**Work to do**
Select all lines holding the word "before" from the entries that follow.

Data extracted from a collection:

----

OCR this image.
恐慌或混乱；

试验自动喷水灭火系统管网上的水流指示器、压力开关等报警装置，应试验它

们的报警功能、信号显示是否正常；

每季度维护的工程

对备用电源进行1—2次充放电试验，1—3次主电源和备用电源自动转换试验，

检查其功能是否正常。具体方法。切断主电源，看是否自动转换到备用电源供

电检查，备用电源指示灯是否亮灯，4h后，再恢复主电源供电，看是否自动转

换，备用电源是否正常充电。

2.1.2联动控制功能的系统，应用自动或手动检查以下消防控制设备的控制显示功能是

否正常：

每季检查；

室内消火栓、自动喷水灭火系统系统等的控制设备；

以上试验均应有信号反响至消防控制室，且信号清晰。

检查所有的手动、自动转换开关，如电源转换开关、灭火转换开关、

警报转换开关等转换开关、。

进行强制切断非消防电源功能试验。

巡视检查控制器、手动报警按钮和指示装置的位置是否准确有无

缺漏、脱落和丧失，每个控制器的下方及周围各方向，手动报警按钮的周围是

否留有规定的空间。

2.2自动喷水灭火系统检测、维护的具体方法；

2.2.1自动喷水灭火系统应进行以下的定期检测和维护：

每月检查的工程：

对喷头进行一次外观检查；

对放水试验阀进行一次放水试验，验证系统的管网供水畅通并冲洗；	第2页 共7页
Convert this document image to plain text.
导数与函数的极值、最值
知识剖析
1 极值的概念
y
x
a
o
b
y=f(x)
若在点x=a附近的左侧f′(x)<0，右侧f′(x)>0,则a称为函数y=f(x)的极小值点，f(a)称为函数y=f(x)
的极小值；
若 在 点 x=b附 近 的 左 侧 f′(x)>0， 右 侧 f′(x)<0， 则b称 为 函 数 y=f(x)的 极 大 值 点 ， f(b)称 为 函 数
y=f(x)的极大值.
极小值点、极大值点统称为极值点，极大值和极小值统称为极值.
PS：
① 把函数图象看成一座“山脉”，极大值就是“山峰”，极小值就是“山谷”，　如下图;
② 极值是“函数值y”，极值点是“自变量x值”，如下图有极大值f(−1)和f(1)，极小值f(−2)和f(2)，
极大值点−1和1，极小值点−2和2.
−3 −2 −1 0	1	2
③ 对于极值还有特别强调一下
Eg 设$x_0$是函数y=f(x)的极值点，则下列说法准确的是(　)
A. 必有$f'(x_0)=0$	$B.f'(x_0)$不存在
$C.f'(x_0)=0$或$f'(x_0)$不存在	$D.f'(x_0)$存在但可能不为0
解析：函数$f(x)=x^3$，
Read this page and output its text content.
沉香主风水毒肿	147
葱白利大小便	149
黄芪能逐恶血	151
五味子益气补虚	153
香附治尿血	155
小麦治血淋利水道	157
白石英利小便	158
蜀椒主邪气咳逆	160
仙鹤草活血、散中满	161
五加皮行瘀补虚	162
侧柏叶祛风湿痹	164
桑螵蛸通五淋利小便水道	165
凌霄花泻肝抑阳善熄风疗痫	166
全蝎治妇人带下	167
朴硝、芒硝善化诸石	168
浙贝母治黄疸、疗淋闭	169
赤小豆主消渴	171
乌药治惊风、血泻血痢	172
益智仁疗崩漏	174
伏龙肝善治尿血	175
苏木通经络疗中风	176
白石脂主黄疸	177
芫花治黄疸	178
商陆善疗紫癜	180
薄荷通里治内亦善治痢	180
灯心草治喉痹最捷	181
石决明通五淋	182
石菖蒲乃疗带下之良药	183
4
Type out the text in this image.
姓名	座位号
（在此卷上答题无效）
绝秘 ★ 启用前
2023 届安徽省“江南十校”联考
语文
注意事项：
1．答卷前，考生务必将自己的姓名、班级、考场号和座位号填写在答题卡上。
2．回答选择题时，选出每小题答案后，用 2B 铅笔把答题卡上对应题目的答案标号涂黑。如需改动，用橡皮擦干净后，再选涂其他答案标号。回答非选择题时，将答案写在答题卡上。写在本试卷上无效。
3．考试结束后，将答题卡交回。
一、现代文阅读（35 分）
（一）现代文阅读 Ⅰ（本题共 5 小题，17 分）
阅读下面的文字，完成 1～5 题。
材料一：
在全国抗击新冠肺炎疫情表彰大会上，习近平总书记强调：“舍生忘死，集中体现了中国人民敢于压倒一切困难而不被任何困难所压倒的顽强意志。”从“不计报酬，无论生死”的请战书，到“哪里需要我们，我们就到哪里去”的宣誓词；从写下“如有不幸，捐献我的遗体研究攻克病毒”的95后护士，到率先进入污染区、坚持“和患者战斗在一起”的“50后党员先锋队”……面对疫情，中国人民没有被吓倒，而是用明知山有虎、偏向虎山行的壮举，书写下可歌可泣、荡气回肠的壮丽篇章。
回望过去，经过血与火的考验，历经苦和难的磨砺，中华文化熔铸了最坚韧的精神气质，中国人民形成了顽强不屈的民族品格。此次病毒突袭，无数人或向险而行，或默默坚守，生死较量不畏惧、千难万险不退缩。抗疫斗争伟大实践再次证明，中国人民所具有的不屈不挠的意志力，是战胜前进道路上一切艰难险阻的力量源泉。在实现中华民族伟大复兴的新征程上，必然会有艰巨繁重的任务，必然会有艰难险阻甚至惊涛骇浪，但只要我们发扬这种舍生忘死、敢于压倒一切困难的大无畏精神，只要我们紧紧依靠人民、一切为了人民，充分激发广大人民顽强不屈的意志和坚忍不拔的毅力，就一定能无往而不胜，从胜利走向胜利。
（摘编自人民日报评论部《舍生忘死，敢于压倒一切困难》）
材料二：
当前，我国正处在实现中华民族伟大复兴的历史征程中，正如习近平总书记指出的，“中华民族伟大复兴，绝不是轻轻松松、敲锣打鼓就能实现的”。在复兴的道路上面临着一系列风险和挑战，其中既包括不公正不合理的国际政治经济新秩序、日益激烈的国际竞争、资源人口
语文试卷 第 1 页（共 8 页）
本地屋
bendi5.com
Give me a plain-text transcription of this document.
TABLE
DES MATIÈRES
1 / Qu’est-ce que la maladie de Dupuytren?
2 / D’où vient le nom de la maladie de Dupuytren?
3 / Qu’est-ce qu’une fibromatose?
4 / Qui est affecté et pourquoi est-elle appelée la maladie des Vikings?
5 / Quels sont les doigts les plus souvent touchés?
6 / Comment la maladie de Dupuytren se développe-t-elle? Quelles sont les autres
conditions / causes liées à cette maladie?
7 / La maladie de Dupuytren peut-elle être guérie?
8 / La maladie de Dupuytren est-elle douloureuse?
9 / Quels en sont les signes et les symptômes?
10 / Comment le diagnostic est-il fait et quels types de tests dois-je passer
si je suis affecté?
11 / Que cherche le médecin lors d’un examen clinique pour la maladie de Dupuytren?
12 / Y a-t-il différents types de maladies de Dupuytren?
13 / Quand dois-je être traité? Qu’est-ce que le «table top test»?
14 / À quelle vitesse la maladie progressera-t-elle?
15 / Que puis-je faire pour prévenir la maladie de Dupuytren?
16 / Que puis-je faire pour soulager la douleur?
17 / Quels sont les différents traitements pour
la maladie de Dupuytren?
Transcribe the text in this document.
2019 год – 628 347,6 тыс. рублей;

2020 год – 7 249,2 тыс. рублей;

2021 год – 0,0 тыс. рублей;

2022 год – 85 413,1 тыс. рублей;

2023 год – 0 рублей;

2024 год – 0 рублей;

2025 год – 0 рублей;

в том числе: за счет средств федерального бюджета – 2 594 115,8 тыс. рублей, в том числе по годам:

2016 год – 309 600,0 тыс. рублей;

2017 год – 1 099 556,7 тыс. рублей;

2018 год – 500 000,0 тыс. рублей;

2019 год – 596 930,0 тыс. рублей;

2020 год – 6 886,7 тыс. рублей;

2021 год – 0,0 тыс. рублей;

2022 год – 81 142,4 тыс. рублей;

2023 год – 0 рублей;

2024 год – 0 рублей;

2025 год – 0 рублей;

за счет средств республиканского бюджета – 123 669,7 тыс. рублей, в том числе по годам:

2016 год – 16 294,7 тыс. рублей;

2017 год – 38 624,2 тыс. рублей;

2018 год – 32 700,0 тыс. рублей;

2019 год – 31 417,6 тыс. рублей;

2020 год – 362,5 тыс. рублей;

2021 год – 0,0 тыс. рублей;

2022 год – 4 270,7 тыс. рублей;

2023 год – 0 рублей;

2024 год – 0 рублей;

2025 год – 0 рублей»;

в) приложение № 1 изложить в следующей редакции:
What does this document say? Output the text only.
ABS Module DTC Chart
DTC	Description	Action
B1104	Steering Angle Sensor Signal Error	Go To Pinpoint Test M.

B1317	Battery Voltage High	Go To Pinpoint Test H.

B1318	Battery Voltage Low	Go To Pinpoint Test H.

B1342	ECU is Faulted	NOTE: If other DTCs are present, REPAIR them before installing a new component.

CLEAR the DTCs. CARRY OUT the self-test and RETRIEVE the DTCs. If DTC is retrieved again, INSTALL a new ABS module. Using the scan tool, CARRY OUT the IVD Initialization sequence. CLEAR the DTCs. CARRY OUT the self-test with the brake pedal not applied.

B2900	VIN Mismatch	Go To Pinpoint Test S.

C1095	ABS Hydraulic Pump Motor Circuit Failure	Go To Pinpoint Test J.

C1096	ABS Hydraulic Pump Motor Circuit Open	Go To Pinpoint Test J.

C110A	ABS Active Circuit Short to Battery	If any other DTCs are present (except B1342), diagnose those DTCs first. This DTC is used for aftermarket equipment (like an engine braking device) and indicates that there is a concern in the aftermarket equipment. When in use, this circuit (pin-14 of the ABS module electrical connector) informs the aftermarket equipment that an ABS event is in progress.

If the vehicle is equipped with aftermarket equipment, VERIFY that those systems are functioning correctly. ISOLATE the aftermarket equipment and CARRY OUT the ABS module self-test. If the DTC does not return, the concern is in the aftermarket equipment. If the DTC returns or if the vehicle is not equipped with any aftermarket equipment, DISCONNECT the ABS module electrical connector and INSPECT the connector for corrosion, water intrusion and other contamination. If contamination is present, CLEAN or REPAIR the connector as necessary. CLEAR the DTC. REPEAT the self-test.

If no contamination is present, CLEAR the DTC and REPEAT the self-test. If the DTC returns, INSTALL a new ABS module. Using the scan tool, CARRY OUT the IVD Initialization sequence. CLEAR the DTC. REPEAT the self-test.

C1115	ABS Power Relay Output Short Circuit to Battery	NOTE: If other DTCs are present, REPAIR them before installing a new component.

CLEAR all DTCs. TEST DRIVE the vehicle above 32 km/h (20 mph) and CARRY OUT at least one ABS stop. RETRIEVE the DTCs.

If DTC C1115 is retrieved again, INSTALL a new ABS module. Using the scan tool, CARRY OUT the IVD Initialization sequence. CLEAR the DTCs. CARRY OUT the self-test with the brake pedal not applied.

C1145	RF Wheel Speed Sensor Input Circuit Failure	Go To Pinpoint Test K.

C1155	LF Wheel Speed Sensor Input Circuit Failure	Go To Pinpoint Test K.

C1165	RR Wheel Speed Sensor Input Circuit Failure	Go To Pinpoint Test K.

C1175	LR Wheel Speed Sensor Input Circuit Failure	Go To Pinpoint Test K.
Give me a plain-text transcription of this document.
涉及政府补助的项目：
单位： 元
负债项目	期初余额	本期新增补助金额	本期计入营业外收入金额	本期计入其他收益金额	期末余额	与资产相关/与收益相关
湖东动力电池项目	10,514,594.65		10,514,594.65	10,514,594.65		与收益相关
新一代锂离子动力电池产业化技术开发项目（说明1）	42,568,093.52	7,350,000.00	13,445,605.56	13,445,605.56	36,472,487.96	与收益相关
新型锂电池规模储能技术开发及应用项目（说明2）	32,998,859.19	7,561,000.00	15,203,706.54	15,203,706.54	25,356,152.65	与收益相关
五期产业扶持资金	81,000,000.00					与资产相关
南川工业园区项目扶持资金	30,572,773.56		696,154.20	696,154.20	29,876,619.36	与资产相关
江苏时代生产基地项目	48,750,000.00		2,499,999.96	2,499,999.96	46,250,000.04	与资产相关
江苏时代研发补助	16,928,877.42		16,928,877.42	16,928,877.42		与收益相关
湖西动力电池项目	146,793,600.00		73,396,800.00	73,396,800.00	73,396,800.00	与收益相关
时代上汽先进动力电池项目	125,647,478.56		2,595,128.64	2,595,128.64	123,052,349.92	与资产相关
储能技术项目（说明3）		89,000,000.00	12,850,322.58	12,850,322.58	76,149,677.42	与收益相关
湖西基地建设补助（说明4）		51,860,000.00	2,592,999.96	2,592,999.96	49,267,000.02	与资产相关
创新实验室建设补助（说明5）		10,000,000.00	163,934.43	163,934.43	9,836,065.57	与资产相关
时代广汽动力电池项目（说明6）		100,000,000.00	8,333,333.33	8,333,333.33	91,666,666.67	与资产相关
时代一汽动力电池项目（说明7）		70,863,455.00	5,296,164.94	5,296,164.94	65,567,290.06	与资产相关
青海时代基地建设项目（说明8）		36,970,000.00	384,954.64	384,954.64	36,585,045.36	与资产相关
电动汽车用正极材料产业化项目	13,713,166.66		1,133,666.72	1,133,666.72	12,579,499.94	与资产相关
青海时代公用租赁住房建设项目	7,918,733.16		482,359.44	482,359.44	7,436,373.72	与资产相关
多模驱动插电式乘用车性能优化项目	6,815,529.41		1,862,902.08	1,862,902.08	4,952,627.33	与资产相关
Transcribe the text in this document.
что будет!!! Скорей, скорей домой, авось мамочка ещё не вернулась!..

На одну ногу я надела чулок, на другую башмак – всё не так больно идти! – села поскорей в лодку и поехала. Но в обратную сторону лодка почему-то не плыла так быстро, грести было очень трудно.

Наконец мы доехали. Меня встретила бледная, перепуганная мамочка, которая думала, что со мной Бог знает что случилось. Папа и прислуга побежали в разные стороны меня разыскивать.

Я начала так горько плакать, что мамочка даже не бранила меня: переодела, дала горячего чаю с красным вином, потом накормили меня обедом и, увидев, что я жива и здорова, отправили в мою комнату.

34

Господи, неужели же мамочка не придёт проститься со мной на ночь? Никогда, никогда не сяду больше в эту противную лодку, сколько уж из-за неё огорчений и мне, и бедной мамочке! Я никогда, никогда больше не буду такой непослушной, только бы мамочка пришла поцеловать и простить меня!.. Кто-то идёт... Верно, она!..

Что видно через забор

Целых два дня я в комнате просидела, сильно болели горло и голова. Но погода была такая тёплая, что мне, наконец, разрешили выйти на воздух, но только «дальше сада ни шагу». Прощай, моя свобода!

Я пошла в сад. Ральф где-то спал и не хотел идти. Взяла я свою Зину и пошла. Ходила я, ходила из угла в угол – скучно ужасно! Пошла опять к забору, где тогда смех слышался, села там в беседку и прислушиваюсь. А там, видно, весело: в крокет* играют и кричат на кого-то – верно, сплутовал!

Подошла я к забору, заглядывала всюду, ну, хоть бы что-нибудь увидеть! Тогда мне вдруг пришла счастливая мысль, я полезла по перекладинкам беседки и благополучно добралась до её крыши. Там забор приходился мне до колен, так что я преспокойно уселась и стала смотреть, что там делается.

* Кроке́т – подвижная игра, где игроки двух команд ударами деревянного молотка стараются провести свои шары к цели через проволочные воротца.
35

----

**Final answer**
B1342	ECU is Faulted	NOTE: If other DTCs are present, REPAIR them before installing a new component.
C1115	ABS Power Relay Output Short Circuit to Battery	NOTE: If other DTCs are present, REPAIR them before installing a new component.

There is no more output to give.